◆ **Alıştırmalar**:
[A] Refah saldırılarını anlatan metne göre, El-Mevasi'deki çadırlara yapılan saldırıda kaç kişi yaralandı?
[B] Aşağıdaki kayıtların hepsini, "y-tick-label" ifadesini her geçtiği yerde "y-ekseni-etiketi" ile değiştirerek yeniden yazın; başka hiçbir şeye dokunmayın. Resimleri cevaba koymayın.

◆ **Kaynak Metin**:
---*---

Bunun ardından İsrail ordusu, yerinden edilen Filistinlilere dün tekrar saldırı düzenlemişti. Refah'ta İsrail'in "güvenli bölge" diye tanımladığı El-Mevasi'deki çadırlara yapılan saldırıda 21 kişi öldürülürken, 64 kişi yaralanmıştı. 

Diğer yandan Amerikan medya kuruluşu CNN, 26 Mayıs'taki saldırıda İsrail ordusunun ABD yapımı mühimmat kullandığını aktardı. 

Patlayıcı silah uzmanı Chris Cobb-Smith, İsrail ordusunun saldırıda GBU-39 adlı küçük çaplı bombaları kullandığını söyledi. Bu bombalar, Amerikan savunma ve havacılık firması Boeing tarafından üretiliyor. 

ABD ise Refah'ta Filistinlilerin kamplarına düzenlenen saldırıların "kırmızı çizgilerini geçmediğini" bildirdi.

---*---

◆ **Veri Satırları**:
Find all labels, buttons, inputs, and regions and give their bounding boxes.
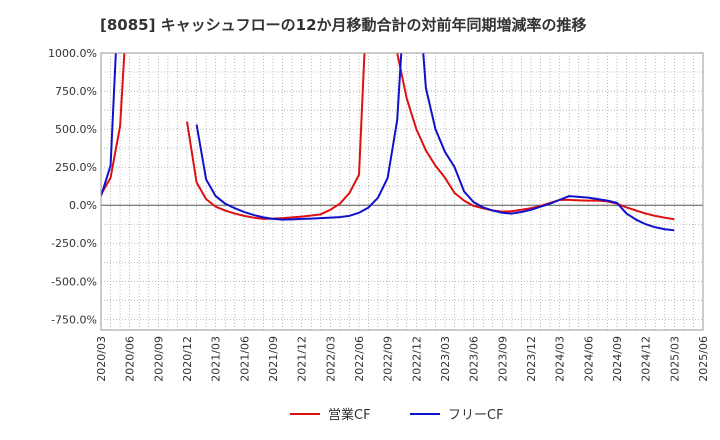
x-tick-label: 2025/03 [668,336,681,382]
legend-label: フリーCF [448,408,504,423]
x-axis-ticks: 2020/03 2020/06 2020/09 2020/12 2021/03 2021/… [95,336,710,382]
y-tick-label: 500.0% [55,123,97,136]
series-layer [101,53,675,232]
x-tick-label: 2021/12 [296,336,309,382]
x-tick-label: 2020/06 [124,336,137,382]
legend-label: 営業CF [328,407,371,423]
x-tick-label: 2023/12 [525,336,538,382]
chart-title: [8085] キャッシュフローの12か月移動合計の対前年同期増減率の推移 [100,16,587,34]
x-tick-label: 2024/12 [640,336,653,382]
x-tick-label: 2020/12 [181,336,194,382]
x-tick-label: 2024/09 [611,336,624,382]
x-tick-label: 2021/03 [210,336,223,382]
legend: 営業CF フリーCF [290,407,504,423]
x-tick-label: 2021/09 [267,336,280,382]
x-tick-label: 2025/06 [697,336,710,382]
x-tick-label: 2022/03 [324,336,337,382]
x-tick-label: 2023/06 [468,336,481,382]
x-tick-label: 2022/12 [410,336,423,382]
y-tick-label: 0.0% [69,199,97,212]
x-tick-label: 2024/03 [554,336,567,382]
y-axis-ticks: 1000.0% 750.0% 500.0% 250.0% 0.0% -250.0% -500… [48,47,97,326]
x-tick-label: 2023/03 [439,336,452,382]
series-line [101,53,675,232]
x-tick-label: 2020/03 [95,336,108,382]
plot-background [101,53,703,330]
x-tick-label: 2020/09 [152,336,165,382]
y-tick-label: 1000.0% [48,47,97,60]
y-tick-label: 750.0% [55,85,97,98]
y-tick-label: -750.0% [51,313,97,326]
x-tick-label: 2023/09 [496,336,509,382]
x-tick-label: 2021/06 [238,336,251,382]
y-tick-label: -250.0% [51,237,97,250]
x-tick-label: 2024/06 [582,336,595,382]
y-tick-label: -500.0% [51,275,97,288]
x-tick-label: 2022/06 [353,336,366,382]
plot-border [100,52,704,331]
x-tick-label: 2022/09 [382,336,395,382]
y-tick-label: 250.0% [55,161,97,174]
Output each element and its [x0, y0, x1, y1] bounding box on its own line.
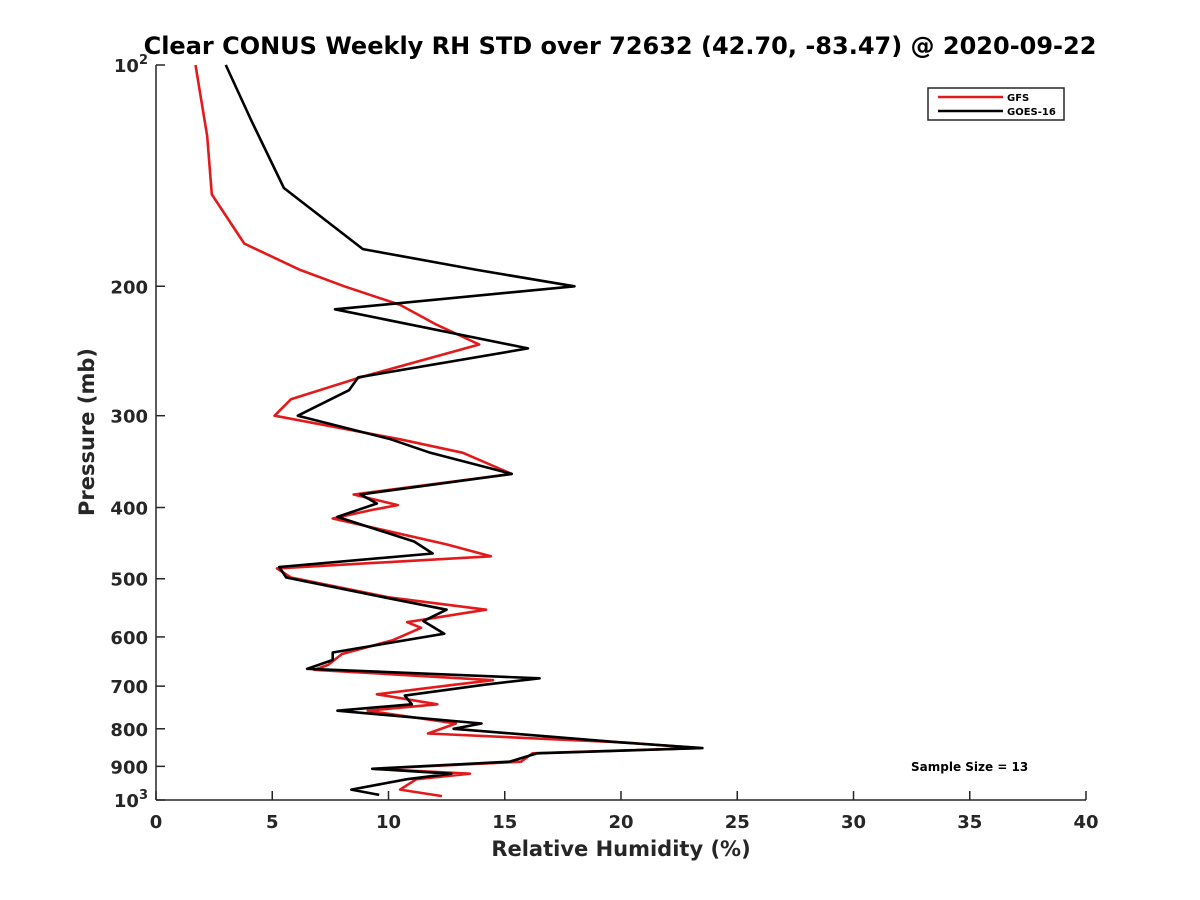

---*---

◆ **Görevlere Göre Sonuçlar**:
[A] 64 kişi yaralandı.

[B]
Find all labels, buttons, inputs, and regions and give their bounding boxes.
x-tick-label: 2025/03 [668,336,681,382]
legend-label: フリーCF [448,408,504,423]
x-axis-ticks: 2020/03 2020/06 2020/09 2020/12 2021/03 2021/… [95,336,710,382]
y-ekseni-etiketi: 500.0% [55,123,97,136]
series-layer [101,53,675,232]
x-tick-label: 2021/12 [296,336,309,382]
x-tick-label: 2020/06 [124,336,137,382]
legend-label: 営業CF [328,407,371,423]
x-tick-label: 2023/12 [525,336,538,382]
chart-title: [8085] キャッシュフローの12か月移動合計の対前年同期増減率の推移 [100,16,587,34]
x-tick-label: 2024/12 [640,336,653,382]
x-tick-label: 2020/12 [181,336,194,382]
x-tick-label: 2024/09 [611,336,624,382]
x-tick-label: 2021/03 [210,336,223,382]
legend: 営業CF フリーCF [290,407,504,423]
x-tick-label: 2021/09 [267,336,280,382]
x-tick-label: 2025/06 [697,336,710,382]
x-tick-label: 2022/03 [324,336,337,382]
x-tick-label: 2023/06 [468,336,481,382]
x-tick-label: 2022/12 [410,336,423,382]
y-ekseni-etiketi: 0.0% [69,199,97,212]
x-tick-label: 2024/03 [554,336,567,382]
y-axis-ticks: 1000.0% 750.0% 500.0% 250.0% 0.0% -250.0% -500… [48,47,97,326]
x-tick-label: 2023/03 [439,336,452,382]
series-line [101,53,675,232]
x-tick-label: 2020/03 [95,336,108,382]
plot-background [101,53,703,330]
x-tick-label: 2020/09 [152,336,165,382]
y-ekseni-etiketi: 1000.0% [48,47,97,60]
y-ekseni-etiketi: 750.0% [55,85,97,98]
y-ekseni-etiketi: -750.0% [51,313,97,326]
x-tick-label: 2023/09 [496,336,509,382]
x-tick-label: 2021/06 [238,336,251,382]
y-ekseni-etiketi: -250.0% [51,237,97,250]
x-tick-label: 2024/06 [582,336,595,382]
y-ekseni-etiketi: -500.0% [51,275,97,288]
x-tick-label: 2022/06 [353,336,366,382]
plot-border [100,52,704,331]
x-tick-label: 2022/09 [382,336,395,382]
y-ekseni-etiketi: 250.0% [55,161,97,174]
Output each element and its [x0, y0, x1, y1] bounding box on its own line.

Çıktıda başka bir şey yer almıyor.